--- START ---

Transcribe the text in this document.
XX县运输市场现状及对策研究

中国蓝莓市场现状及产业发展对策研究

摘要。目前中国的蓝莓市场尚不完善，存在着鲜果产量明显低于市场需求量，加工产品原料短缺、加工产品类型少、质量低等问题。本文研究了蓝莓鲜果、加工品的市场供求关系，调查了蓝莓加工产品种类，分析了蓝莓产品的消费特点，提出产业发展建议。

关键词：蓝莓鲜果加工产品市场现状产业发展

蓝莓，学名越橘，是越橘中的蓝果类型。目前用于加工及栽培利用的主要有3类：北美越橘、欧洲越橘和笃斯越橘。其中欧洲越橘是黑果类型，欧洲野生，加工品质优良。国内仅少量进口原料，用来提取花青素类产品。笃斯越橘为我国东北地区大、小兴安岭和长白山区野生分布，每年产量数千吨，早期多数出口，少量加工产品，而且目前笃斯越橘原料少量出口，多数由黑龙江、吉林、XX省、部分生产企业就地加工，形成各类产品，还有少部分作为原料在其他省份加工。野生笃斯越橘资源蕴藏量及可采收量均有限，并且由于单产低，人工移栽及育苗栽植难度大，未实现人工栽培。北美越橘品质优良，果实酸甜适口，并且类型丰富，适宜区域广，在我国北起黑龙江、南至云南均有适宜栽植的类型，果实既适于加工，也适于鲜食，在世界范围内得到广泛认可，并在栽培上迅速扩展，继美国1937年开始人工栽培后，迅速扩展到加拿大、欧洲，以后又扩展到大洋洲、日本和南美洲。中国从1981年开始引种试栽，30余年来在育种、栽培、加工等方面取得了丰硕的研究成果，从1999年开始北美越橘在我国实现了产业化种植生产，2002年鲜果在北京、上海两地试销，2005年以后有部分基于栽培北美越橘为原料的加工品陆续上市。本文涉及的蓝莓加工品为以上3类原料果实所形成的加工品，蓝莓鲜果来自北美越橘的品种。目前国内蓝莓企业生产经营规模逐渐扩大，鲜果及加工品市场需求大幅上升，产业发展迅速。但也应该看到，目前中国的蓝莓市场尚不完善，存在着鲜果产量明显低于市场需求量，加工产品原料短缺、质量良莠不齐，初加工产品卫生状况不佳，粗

--- END ---

*Problem details*
Above are the records; copy all of them exactly.

*Final result*
Transcribe the text in this document.
XX县运输市场现状及对策研究

中国蓝莓市场现状及产业发展对策研究

摘要。目前中国的蓝莓市场尚不完善，存在着鲜果产量明显低于市场需求量，加工产品原料短缺、加工产品类型少、质量低等问题。本文研究了蓝莓鲜果、加工品的市场供求关系，调查了蓝莓加工产品种类，分析了蓝莓产品的消费特点，提出产业发展建议。

关键词：蓝莓鲜果加工产品市场现状产业发展

蓝莓，学名越橘，是越橘中的蓝果类型。目前用于加工及栽培利用的主要有3类：北美越橘、欧洲越橘和笃斯越橘。其中欧洲越橘是黑果类型，欧洲野生，加工品质优良。国内仅少量进口原料，用来提取花青素类产品。笃斯越橘为我国东北地区大、小兴安岭和长白山区野生分布，每年产量数千吨，早期多数出口，少量加工产品，而且目前笃斯越橘原料少量出口，多数由黑龙江、吉林、XX省、部分生产企业就地加工，形成各类产品，还有少部分作为原料在其他省份加工。野生笃斯越橘资源蕴藏量及可采收量均有限，并且由于单产低，人工移栽及育苗栽植难度大，未实现人工栽培。北美越橘品质优良，果实酸甜适口，并且类型丰富，适宜区域广，在我国北起黑龙江、南至云南均有适宜栽植的类型，果实既适于加工，也适于鲜食，在世界范围内得到广泛认可，并在栽培上迅速扩展，继美国1937年开始人工栽培后，迅速扩展到加拿大、欧洲，以后又扩展到大洋洲、日本和南美洲。中国从1981年开始引种试栽，30余年来在育种、栽培、加工等方面取得了丰硕的研究成果，从1999年开始北美越橘在我国实现了产业化种植生产，2002年鲜果在北京、上海两地试销，2005年以后有部分基于栽培北美越橘为原料的加工品陆续上市。本文涉及的蓝莓加工品为以上3类原料果实所形成的加工品，蓝莓鲜果来自北美越橘的品种。目前国内蓝莓企业生产经营规模逐渐扩大，鲜果及加工品市场需求大幅上升，产业发展迅速。但也应该看到，目前中国的蓝莓市场尚不完善，存在着鲜果产量明显低于市场需求量，加工产品原料短缺、质量良莠不齐，初加工产品卫生状况不佳，粗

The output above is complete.